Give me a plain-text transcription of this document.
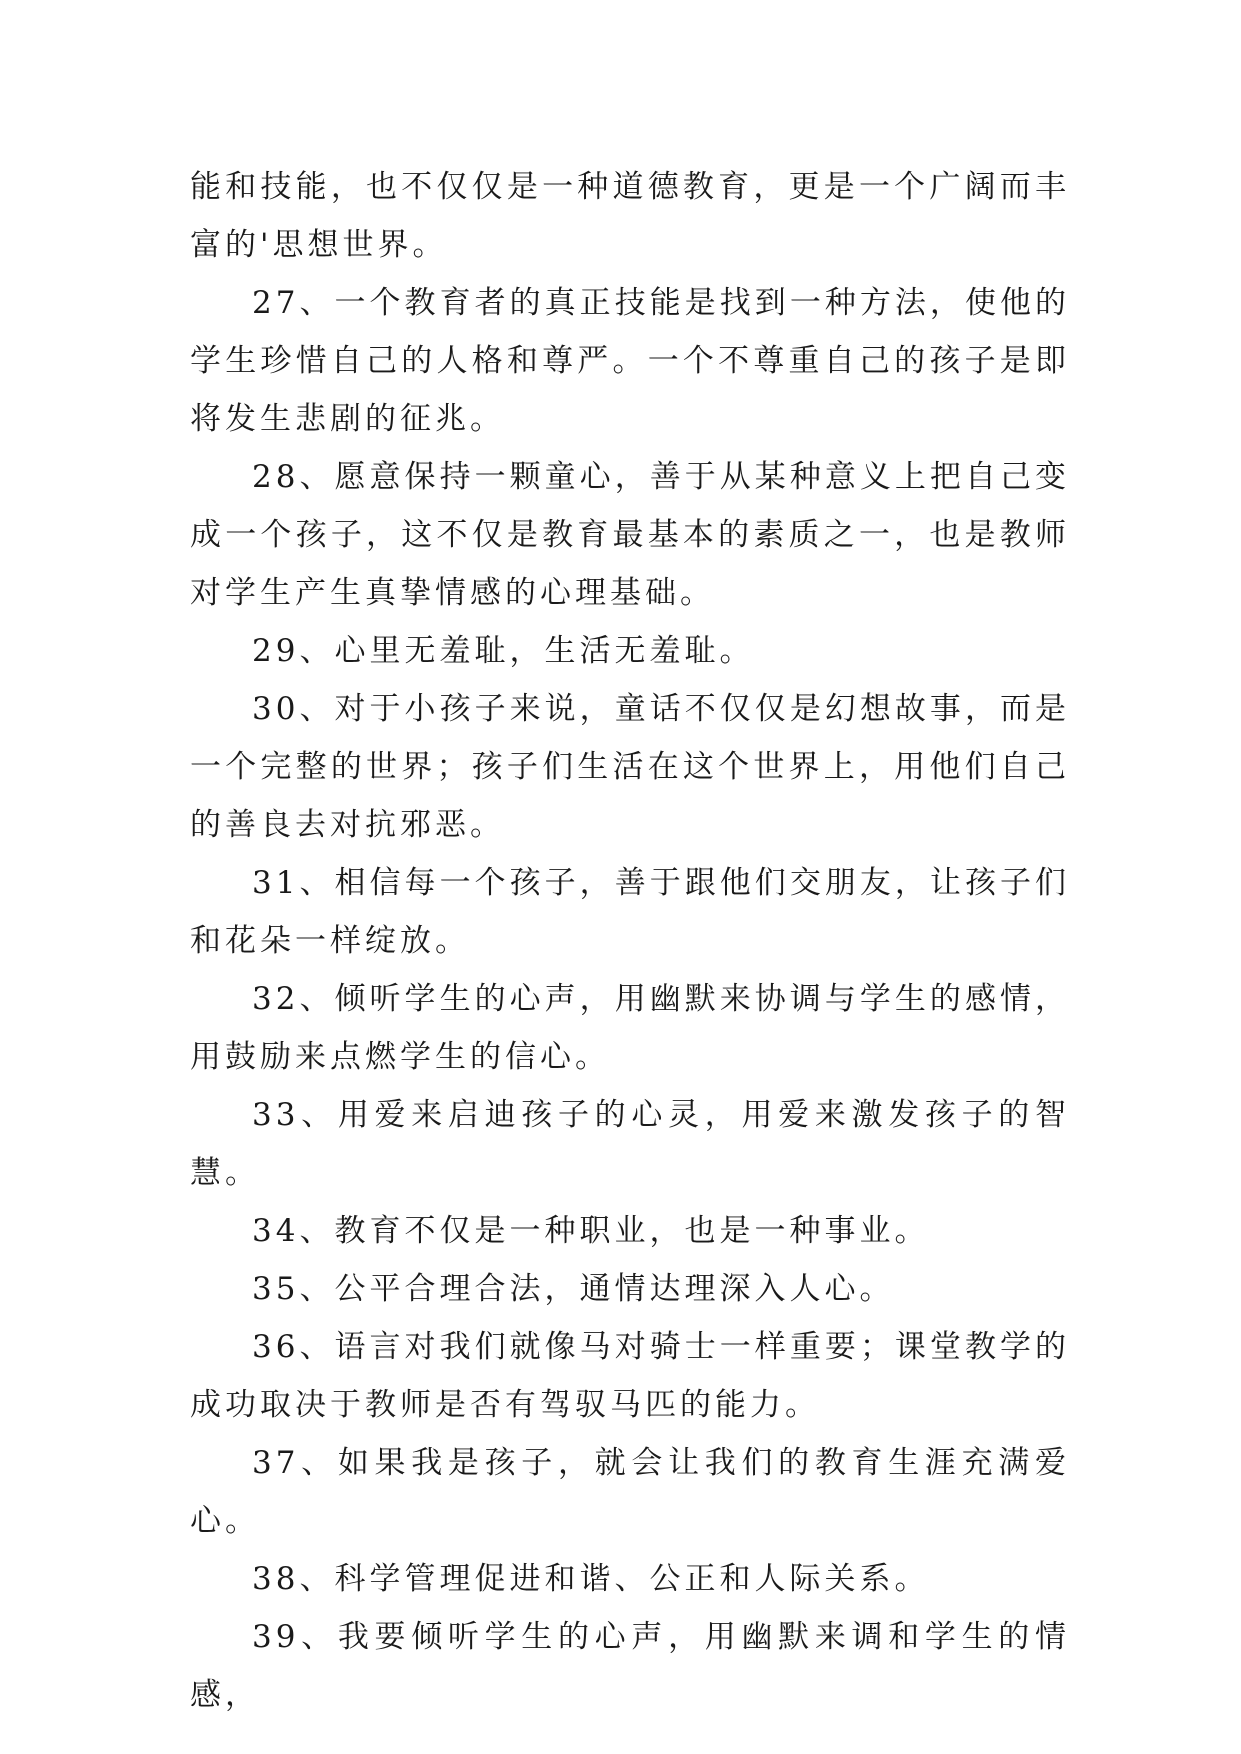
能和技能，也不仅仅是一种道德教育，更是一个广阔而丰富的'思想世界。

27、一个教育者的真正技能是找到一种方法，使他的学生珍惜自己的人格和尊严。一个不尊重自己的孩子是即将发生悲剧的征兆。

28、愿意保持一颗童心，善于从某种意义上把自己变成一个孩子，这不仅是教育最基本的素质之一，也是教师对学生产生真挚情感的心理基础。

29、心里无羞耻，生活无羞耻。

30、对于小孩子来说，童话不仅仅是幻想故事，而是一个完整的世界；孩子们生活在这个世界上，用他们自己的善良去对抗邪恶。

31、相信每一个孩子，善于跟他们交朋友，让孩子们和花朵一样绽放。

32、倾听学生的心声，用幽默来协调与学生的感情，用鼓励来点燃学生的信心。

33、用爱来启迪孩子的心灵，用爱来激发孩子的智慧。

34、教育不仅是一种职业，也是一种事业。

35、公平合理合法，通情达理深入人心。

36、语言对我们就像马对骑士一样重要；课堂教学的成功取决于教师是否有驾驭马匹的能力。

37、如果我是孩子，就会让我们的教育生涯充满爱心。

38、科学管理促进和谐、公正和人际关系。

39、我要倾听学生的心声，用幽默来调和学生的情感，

+++

__INSTRUCTIONS TO FOLLOW__.
The records above must be transcribed exactly. Pictures are left out of the copy.

__COMPLETED TASK__.
Give me a plain-text transcription of this document.
能和技能，也不仅仅是一种道德教育，更是一个广阔而丰富的'思想世界。

27、一个教育者的真正技能是找到一种方法，使他的学生珍惜自己的人格和尊严。一个不尊重自己的孩子是即将发生悲剧的征兆。

28、愿意保持一颗童心，善于从某种意义上把自己变成一个孩子，这不仅是教育最基本的素质之一，也是教师对学生产生真挚情感的心理基础。

29、心里无羞耻，生活无羞耻。

30、对于小孩子来说，童话不仅仅是幻想故事，而是一个完整的世界；孩子们生活在这个世界上，用他们自己的善良去对抗邪恶。

31、相信每一个孩子，善于跟他们交朋友，让孩子们和花朵一样绽放。

32、倾听学生的心声，用幽默来协调与学生的感情，用鼓励来点燃学生的信心。

33、用爱来启迪孩子的心灵，用爱来激发孩子的智慧。

34、教育不仅是一种职业，也是一种事业。

35、公平合理合法，通情达理深入人心。

36、语言对我们就像马对骑士一样重要；课堂教学的成功取决于教师是否有驾驭马匹的能力。

37、如果我是孩子，就会让我们的教育生涯充满爱心。

38、科学管理促进和谐、公正和人际关系。

39、我要倾听学生的心声，用幽默来调和学生的情感，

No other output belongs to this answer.